Entries shown Block Start

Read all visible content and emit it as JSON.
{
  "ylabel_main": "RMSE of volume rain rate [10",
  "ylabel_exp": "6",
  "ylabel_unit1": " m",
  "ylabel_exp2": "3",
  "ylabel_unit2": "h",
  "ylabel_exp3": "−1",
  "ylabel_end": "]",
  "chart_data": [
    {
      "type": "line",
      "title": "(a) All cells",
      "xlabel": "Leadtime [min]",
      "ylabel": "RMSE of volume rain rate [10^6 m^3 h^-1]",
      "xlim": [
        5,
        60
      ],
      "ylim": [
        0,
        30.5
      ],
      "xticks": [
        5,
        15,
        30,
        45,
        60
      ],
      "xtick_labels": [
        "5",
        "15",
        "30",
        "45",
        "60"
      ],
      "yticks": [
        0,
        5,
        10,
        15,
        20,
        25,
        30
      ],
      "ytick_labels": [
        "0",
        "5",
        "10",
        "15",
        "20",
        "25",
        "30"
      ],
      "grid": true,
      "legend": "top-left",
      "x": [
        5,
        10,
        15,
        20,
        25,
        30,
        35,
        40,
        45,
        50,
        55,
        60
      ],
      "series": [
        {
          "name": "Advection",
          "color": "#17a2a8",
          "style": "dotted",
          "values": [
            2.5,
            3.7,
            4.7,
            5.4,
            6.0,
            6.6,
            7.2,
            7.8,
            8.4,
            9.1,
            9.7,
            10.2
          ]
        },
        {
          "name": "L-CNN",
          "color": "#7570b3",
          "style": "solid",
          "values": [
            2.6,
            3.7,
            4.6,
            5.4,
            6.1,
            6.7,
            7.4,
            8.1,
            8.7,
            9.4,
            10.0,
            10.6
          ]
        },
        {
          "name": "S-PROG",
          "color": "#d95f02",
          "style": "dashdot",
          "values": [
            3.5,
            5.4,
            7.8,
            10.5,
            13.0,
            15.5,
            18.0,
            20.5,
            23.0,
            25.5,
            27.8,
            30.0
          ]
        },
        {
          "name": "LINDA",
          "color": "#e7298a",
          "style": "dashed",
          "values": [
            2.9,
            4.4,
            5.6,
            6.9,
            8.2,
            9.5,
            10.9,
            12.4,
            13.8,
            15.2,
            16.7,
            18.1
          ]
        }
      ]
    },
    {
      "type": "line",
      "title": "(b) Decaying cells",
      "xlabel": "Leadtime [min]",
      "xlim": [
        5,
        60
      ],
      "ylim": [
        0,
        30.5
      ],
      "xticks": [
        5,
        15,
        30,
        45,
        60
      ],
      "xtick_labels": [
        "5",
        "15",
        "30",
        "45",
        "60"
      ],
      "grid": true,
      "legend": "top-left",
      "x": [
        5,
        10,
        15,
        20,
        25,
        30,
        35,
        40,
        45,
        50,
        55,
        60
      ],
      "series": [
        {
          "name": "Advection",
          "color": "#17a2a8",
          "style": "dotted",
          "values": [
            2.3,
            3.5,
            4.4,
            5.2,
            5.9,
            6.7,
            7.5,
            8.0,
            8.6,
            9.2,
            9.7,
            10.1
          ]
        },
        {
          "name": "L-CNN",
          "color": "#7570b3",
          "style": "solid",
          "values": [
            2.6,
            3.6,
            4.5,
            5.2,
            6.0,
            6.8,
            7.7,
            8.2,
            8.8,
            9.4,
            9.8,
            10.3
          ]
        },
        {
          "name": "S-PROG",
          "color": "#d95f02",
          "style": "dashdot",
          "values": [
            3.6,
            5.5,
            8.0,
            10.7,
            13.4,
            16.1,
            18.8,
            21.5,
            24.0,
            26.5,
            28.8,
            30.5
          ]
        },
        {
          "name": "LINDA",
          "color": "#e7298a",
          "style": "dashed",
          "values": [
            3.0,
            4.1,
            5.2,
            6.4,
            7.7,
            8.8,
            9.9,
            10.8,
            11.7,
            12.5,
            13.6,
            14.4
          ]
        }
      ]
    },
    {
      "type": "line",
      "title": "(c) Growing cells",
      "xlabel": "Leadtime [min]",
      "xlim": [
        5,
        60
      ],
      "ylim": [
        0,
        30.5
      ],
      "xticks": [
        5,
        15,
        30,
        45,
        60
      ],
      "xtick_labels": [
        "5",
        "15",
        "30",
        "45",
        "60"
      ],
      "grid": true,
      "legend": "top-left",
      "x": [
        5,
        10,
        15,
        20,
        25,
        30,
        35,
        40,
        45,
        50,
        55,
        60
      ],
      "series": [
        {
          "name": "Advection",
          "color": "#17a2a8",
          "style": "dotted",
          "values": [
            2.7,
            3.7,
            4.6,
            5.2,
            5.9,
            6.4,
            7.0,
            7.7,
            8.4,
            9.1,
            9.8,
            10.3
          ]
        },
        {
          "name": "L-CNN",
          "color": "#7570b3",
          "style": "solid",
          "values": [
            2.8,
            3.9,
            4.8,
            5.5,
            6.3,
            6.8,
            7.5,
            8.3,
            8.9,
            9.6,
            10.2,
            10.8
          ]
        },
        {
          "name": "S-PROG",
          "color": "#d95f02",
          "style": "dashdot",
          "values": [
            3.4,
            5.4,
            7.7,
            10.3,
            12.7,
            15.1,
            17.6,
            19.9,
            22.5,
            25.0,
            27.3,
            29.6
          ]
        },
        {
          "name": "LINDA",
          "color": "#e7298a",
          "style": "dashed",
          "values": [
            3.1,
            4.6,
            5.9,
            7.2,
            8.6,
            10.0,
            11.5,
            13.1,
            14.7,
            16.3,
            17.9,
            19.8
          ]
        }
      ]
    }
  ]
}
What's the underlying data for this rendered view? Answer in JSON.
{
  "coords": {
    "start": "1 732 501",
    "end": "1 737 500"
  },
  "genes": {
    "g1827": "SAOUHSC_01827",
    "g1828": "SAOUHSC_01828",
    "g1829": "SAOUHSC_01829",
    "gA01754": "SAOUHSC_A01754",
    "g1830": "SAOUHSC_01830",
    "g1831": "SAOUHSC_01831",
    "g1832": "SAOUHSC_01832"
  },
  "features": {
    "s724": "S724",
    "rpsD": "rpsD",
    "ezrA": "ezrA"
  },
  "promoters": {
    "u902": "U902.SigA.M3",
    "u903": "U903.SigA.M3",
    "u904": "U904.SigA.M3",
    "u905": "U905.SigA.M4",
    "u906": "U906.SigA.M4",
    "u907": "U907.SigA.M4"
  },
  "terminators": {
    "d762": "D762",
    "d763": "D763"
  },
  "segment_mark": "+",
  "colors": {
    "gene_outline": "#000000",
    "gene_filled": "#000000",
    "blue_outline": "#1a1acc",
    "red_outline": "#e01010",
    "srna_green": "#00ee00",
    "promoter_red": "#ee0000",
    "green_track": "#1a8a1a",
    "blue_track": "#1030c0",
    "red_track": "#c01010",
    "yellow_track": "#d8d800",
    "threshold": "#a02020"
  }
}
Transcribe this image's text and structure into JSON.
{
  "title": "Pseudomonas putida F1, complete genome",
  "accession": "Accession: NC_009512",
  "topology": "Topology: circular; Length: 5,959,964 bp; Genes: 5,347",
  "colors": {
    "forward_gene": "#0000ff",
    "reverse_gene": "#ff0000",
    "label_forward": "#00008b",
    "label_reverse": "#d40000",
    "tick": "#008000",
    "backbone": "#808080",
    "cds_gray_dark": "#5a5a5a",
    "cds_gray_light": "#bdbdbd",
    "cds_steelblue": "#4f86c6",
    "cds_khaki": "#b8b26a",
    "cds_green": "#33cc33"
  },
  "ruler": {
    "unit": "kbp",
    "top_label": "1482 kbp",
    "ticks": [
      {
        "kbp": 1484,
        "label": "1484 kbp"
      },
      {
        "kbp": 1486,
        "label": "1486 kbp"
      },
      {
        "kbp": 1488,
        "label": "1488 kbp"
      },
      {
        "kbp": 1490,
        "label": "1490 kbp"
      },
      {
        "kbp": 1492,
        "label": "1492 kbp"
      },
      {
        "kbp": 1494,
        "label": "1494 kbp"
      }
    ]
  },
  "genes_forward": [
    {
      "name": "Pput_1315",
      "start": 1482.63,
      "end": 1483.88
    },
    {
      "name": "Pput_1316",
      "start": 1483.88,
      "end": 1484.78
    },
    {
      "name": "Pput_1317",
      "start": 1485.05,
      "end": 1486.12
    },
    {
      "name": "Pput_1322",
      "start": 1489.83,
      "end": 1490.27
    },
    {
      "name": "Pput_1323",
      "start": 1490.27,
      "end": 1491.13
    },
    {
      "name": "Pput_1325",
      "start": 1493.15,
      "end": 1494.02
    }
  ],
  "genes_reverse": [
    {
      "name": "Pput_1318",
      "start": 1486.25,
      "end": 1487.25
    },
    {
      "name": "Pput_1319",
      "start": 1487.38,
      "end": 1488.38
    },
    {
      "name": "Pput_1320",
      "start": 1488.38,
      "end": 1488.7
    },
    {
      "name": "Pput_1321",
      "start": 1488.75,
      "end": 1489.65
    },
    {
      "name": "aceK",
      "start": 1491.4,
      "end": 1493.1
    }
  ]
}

Entries shown Block End

• _To do_
Lines above that contain the string "rate" make up the answer.

• _Output below_
  "ylabel_main": "RMSE of volume rain rate [10",
      "ylabel": "RMSE of volume rain rate [10^6 m^3 h^-1]",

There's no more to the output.